- **Task to carry out**:
Every record below should be transcribed exactly. Omit the images.

═══ Data shown

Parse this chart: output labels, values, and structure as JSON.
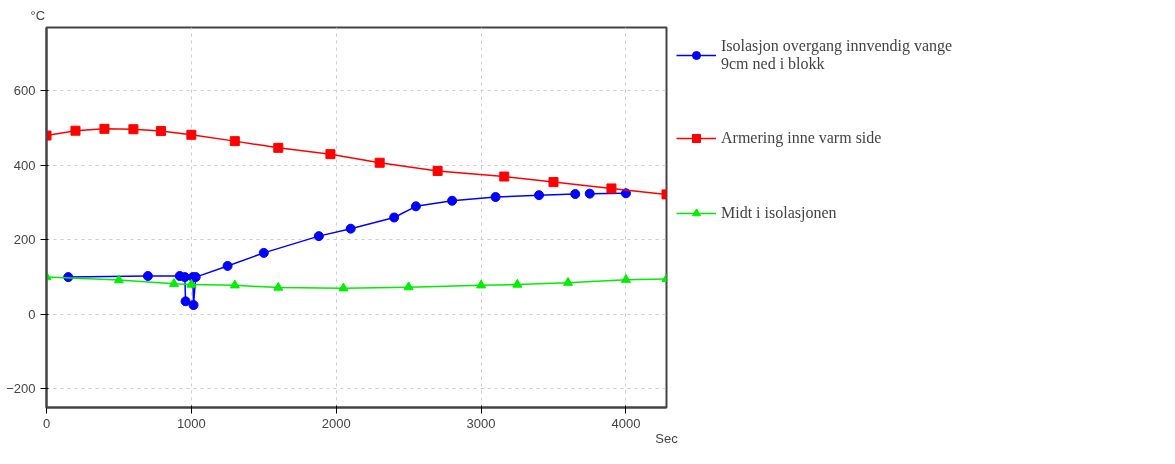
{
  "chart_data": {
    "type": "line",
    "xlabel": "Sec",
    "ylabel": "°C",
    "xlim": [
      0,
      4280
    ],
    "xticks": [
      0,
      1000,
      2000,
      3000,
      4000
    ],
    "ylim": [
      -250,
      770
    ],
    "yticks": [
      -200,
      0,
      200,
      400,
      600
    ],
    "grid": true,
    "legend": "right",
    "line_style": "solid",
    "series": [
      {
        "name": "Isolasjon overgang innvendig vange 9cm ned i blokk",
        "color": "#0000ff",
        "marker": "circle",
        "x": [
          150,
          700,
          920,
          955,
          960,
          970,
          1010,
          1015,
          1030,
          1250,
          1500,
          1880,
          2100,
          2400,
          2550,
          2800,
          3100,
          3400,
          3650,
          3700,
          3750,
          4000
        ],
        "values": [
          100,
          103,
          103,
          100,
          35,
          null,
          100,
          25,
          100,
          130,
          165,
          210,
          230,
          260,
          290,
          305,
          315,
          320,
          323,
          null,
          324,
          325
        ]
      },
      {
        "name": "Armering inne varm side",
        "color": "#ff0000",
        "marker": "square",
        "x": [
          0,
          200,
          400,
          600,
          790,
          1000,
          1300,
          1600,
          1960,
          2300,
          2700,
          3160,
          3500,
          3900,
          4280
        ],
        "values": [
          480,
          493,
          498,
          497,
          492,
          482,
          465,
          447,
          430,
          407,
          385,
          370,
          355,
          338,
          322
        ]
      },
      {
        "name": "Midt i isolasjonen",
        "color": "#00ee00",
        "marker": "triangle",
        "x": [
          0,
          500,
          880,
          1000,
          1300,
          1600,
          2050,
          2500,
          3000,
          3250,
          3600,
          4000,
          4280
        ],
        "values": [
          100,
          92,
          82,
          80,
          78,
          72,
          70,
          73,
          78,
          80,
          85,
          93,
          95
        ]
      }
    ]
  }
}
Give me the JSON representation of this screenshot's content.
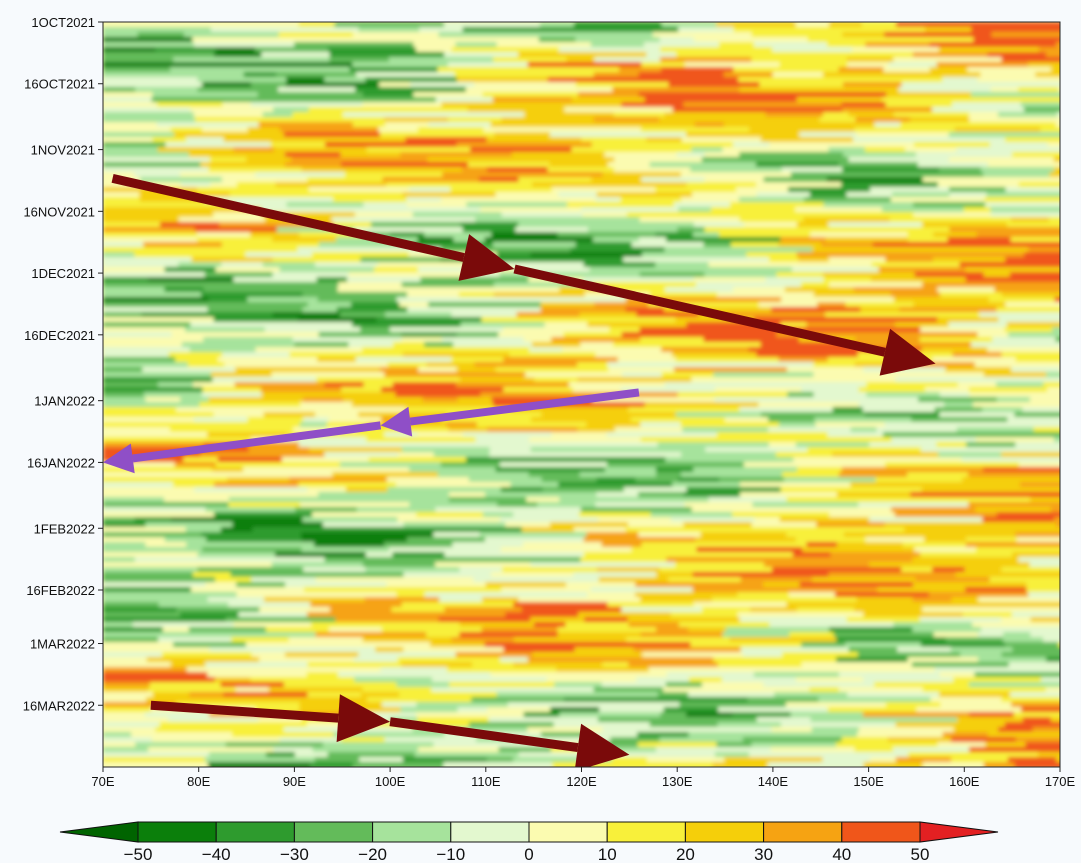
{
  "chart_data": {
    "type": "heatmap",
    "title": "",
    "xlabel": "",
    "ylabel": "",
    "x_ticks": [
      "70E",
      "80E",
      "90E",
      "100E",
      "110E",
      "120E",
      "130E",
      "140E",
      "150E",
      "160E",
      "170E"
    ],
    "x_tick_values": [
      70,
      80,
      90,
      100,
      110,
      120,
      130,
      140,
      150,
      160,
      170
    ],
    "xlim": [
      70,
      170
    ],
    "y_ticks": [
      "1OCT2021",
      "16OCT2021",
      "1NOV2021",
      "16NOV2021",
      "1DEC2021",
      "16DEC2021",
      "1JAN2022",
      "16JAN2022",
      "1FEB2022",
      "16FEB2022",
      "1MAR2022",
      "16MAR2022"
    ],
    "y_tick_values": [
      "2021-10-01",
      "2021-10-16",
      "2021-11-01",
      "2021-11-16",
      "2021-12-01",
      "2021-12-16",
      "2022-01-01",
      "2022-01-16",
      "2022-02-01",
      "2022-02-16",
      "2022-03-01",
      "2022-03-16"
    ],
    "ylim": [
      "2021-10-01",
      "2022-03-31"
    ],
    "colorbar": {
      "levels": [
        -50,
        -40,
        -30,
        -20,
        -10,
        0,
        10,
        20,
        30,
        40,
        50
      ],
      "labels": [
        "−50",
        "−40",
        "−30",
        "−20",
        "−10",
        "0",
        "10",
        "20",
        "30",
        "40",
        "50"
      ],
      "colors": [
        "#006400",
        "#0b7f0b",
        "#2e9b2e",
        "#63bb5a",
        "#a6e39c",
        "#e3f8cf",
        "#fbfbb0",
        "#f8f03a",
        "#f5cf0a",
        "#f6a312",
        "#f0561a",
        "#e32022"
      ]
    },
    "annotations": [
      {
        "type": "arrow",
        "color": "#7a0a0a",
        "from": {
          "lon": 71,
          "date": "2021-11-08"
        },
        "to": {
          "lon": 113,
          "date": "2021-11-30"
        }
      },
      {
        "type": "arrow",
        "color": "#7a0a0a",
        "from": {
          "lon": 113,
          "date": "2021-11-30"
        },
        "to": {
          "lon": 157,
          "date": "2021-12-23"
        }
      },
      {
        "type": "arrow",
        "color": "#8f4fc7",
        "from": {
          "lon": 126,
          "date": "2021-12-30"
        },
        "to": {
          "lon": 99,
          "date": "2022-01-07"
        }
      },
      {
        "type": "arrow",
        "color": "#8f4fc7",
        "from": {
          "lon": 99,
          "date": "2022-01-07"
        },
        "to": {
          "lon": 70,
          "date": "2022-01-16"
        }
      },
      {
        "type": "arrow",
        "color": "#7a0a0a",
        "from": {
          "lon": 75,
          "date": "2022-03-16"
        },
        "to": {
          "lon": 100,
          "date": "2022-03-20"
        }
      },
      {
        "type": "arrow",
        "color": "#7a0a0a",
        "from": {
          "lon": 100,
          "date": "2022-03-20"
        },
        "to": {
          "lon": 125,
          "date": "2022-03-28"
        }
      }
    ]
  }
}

══════

- **Finished exercise**:
Parse this chart: output labels, values, and structure as JSON.
{
  "chart_data": {
    "type": "line",
    "xlabel": "Sec",
    "ylabel": "°C",
    "xlim": [
      0,
      4280
    ],
    "xticks": [
      0,
      1000,
      2000,
      3000,
      4000
    ],
    "ylim": [
      -250,
      770
    ],
    "yticks": [
      -200,
      0,
      200,
      400,
      600
    ],
    "grid": true,
    "legend": "right",
    "line_style": "solid",
    "series": [
      {
        "name": "Isolasjon overgang innvendig vange 9cm ned i blokk",
        "color": "#0000ff",
        "marker": "circle",
        "x": [
          150,
          700,
          920,
          955,
          960,
          970,
          1010,
          1015,
          1030,
          1250,
          1500,
          1880,
          2100,
          2400,
          2550,
          2800,
          3100,
          3400,
          3650,
          3700,
          3750,
          4000
        ],
        "values": [
          100,
          103,
          103,
          100,
          35,
          null,
          100,
          25,
          100,
          130,
          165,
          210,
          230,
          260,
          290,
          305,
          315,
          320,
          323,
          null,
          324,
          325
        ]
      },
      {
        "name": "Armering inne varm side",
        "color": "#ff0000",
        "marker": "square",
        "x": [
          0,
          200,
          400,
          600,
          790,
          1000,
          1300,
          1600,
          1960,
          2300,
          2700,
          3160,
          3500,
          3900,
          4280
        ],
        "values": [
          480,
          493,
          498,
          497,
          492,
          482,
          465,
          447,
          430,
          407,
          385,
          370,
          355,
          338,
          322
        ]
      },
      {
        "name": "Midt i isolasjonen",
        "color": "#00ee00",
        "marker": "triangle",
        "x": [
          0,
          500,
          880,
          1000,
          1300,
          1600,
          2050,
          2500,
          3000,
          3250,
          3600,
          4000,
          4280
        ],
        "values": [
          100,
          92,
          82,
          80,
          78,
          72,
          70,
          73,
          78,
          80,
          85,
          93,
          95
        ]
      }
    ]
  }
}
Give me the JSON representation of this screenshot's content.
{
  "chart_data": {
    "type": "heatmap",
    "title": "",
    "xlabel": "",
    "ylabel": "",
    "x_ticks": [
      "70E",
      "80E",
      "90E",
      "100E",
      "110E",
      "120E",
      "130E",
      "140E",
      "150E",
      "160E",
      "170E"
    ],
    "x_tick_values": [
      70,
      80,
      90,
      100,
      110,
      120,
      130,
      140,
      150,
      160,
      170
    ],
    "xlim": [
      70,
      170
    ],
    "y_ticks": [
      "1OCT2021",
      "16OCT2021",
      "1NOV2021",
      "16NOV2021",
      "1DEC2021",
      "16DEC2021",
      "1JAN2022",
      "16JAN2022",
      "1FEB2022",
      "16FEB2022",
      "1MAR2022",
      "16MAR2022"
    ],
    "y_tick_values": [
      "2021-10-01",
      "2021-10-16",
      "2021-11-01",
      "2021-11-16",
      "2021-12-01",
      "2021-12-16",
      "2022-01-01",
      "2022-01-16",
      "2022-02-01",
      "2022-02-16",
      "2022-03-01",
      "2022-03-16"
    ],
    "ylim": [
      "2021-10-01",
      "2022-03-31"
    ],
    "colorbar": {
      "levels": [
        -50,
        -40,
        -30,
        -20,
        -10,
        0,
        10,
        20,
        30,
        40,
        50
      ],
      "labels": [
        "−50",
        "−40",
        "−30",
        "−20",
        "−10",
        "0",
        "10",
        "20",
        "30",
        "40",
        "50"
      ],
      "colors": [
        "#006400",
        "#0b7f0b",
        "#2e9b2e",
        "#63bb5a",
        "#a6e39c",
        "#e3f8cf",
        "#fbfbb0",
        "#f8f03a",
        "#f5cf0a",
        "#f6a312",
        "#f0561a",
        "#e32022"
      ]
    },
    "annotations": [
      {
        "type": "arrow",
        "color": "#7a0a0a",
        "from": {
          "lon": 71,
          "date": "2021-11-08"
        },
        "to": {
          "lon": 113,
          "date": "2021-11-30"
        }
      },
      {
        "type": "arrow",
        "color": "#7a0a0a",
        "from": {
          "lon": 113,
          "date": "2021-11-30"
        },
        "to": {
          "lon": 157,
          "date": "2021-12-23"
        }
      },
      {
        "type": "arrow",
        "color": "#8f4fc7",
        "from": {
          "lon": 126,
          "date": "2021-12-30"
        },
        "to": {
          "lon": 99,
          "date": "2022-01-07"
        }
      },
      {
        "type": "arrow",
        "color": "#8f4fc7",
        "from": {
          "lon": 99,
          "date": "2022-01-07"
        },
        "to": {
          "lon": 70,
          "date": "2022-01-16"
        }
      },
      {
        "type": "arrow",
        "color": "#7a0a0a",
        "from": {
          "lon": 75,
          "date": "2022-03-16"
        },
        "to": {
          "lon": 100,
          "date": "2022-03-20"
        }
      },
      {
        "type": "arrow",
        "color": "#7a0a0a",
        "from": {
          "lon": 100,
          "date": "2022-03-20"
        },
        "to": {
          "lon": 125,
          "date": "2022-03-28"
        }
      }
    ]
  }
}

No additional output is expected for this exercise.